TAREFAS PROPOSTAS -
• 1. Reproduza fielmente o trecho do texto sobre o surto de Chikungunya que começa em "Seguindo orientação da" e segue até "início deste mês.".
• 2. Retome o texto sobre o surto de Chikungunya a partir do ponto em que ele termina.

TEXTO FORNECIDO -
==*==

Seguindo orientação da Secretaria de Estado da Saúde (Sesa), devido ao surto de Chikungunya no Paraguai, a Autarquia Municipal de Saúde (AMS), de Apucarana, apela para população reforçar os cuidados preventivos para evitar os criadouros do Aedes aegypti nas residências. O mosquito é transmissor da dengue, Chikungunya e Zika.
“A proximidade do Paraná com o Paraguai e o compartilhamento do clima e condições ambientais entre os dois territórios podem prenunciar a ocorrência de casos ou surtos no Estado”, alerta a nota técnica da Sesa, publicada no início deste mês.
De acordo com o documento, o Ministério da Saúde do Paraguai publicou números preocupantes de casos de febre Chikungunya no país. Desde o início de 2023 foram confirmados 5.625 casos da doença, contra apenas 37 de dengue. Houve registro de 5 óbitos. No alerta, a Sesa destaca a importância de as prefeituras permanecerem vigilantes no combate aos focos de transmissão da doença.

==*==

TRECHOS DOS ITENS -
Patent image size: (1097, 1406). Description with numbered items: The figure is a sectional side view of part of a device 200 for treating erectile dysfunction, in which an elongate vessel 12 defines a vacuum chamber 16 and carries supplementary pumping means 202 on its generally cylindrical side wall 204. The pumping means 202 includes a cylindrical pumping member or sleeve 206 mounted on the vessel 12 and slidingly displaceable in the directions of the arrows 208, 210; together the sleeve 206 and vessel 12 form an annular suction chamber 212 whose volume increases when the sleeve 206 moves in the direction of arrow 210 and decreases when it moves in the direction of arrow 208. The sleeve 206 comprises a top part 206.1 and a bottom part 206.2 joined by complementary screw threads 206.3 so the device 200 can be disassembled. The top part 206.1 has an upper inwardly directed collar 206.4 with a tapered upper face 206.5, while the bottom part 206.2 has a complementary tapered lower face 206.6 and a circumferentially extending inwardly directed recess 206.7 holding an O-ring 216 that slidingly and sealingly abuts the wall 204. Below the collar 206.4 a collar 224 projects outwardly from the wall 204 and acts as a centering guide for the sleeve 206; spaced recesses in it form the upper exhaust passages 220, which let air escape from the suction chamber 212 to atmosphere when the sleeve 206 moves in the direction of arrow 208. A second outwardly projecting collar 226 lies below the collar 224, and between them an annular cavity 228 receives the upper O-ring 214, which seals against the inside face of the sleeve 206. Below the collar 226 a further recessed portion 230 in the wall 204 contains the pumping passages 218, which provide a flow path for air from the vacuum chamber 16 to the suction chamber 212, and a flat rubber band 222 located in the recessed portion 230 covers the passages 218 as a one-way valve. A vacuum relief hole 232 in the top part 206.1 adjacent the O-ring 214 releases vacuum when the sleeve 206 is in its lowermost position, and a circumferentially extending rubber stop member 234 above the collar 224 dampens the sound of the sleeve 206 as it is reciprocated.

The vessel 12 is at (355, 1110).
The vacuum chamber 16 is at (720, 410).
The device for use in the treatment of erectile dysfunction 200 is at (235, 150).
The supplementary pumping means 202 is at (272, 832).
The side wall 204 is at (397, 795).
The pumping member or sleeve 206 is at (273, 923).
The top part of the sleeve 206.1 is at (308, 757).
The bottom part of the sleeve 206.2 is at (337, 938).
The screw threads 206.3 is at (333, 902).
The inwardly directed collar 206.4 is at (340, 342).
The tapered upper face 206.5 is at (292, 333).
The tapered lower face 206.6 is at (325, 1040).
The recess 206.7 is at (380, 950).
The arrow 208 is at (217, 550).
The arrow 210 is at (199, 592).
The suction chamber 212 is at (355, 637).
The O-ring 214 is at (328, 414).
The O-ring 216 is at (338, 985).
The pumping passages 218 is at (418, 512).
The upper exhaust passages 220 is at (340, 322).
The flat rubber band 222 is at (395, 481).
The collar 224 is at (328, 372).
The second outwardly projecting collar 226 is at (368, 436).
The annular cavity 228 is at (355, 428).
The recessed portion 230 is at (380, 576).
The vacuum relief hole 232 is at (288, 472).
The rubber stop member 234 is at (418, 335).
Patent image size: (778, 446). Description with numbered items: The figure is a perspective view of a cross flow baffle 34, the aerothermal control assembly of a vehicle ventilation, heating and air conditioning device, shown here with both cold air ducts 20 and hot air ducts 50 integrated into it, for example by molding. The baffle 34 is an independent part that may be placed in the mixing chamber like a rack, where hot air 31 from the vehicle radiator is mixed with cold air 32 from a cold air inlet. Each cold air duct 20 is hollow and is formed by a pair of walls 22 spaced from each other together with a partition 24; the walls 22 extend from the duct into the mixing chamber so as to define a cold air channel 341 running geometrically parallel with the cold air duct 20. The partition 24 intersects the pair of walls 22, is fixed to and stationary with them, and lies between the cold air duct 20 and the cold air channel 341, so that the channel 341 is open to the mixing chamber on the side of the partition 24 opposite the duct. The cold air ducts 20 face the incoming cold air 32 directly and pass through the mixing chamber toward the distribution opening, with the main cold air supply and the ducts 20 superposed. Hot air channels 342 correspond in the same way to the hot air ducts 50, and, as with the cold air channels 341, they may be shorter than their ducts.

==*==

TAREFAS RESOLVIDAS -
• 1.
Seguindo orientação da Secretaria de Estado da Saúde (Sesa), devido ao surto de Chikungunya no Paraguai, a Autarquia Municipal de Saúde (AMS), de Apucarana, apela para população reforçar os cuidados preventivos para evitar os criadouros do Aedes aegypti nas residências. O mosquito é transmissor da dengue, Chikungunya e Zika.
“A proximidade do Paraná com o Paraguai e o compartilhamento do clima e condições ambientais entre os dois territórios podem prenunciar a ocorrência de casos ou surtos no Estado”, alerta a nota técnica da Sesa, publicada no início deste mês.

• 2.
O prefeito Junior da Femac (PSD) diz que a administração municipal, por meio da equipes de saúde, está mobilizada para manter a proliferação do Aedes aegypti sob controle na cidade. “São realizadas visitas domiciliares pelos agentes de endemias, bem como ações educativas em especial nas escolas, e desenvolvidos programas municipais de coletas de materiais que são potenciais criadouros do mosquito”, relaciona o prefeito.
Dentro do atual ciclo epidemiológico, iniciado em agosto do ano passado, Apucarana soma 15 casos da dengue e nenhum da Chikungunya. Nos últimos cinco anos, a cidade teve apenas um óbito provocado pela dengue, em 2020.